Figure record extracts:
----

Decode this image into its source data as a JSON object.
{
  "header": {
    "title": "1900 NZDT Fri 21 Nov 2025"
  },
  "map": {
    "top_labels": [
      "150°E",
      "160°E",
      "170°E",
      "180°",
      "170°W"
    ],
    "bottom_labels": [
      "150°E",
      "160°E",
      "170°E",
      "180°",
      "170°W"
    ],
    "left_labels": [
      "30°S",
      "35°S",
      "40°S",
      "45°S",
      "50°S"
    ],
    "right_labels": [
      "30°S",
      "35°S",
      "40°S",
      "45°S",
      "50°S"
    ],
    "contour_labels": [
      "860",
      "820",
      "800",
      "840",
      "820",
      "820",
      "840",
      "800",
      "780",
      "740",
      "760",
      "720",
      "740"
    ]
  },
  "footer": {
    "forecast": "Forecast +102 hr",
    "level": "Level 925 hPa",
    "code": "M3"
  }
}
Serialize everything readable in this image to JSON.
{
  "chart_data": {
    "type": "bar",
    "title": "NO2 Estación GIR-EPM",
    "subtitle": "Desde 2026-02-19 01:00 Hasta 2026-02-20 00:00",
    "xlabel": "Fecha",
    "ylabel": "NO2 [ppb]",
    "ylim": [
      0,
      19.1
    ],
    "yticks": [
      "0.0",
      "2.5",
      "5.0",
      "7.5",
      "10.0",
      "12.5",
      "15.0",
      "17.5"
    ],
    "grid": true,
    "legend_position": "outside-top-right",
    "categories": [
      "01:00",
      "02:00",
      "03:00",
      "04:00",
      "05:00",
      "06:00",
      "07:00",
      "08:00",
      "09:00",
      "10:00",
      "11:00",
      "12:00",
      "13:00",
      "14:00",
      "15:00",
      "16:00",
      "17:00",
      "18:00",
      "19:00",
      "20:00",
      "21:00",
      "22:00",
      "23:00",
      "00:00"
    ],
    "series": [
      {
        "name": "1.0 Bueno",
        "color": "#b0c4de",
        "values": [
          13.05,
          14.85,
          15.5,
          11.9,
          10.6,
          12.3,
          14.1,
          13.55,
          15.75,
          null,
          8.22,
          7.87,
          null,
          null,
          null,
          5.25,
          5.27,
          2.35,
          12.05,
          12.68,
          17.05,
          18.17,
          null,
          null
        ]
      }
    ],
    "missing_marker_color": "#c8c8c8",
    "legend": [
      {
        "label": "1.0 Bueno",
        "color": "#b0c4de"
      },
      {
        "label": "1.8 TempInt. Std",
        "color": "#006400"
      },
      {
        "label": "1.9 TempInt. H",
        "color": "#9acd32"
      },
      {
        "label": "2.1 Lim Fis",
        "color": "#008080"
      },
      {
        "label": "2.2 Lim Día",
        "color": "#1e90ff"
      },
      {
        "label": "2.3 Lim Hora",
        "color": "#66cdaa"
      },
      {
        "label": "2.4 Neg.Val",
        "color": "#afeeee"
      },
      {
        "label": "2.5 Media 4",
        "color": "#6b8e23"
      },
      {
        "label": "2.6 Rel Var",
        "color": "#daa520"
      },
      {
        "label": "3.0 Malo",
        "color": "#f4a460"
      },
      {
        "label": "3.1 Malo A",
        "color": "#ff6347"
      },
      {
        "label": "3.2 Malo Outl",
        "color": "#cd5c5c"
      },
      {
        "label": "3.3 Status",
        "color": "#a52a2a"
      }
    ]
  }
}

----

Required task: Collect the lines of the records that include the string "TempInt".

Expected output:
        "label": "1.8 TempInt. Std",
        "label": "1.9 TempInt. H",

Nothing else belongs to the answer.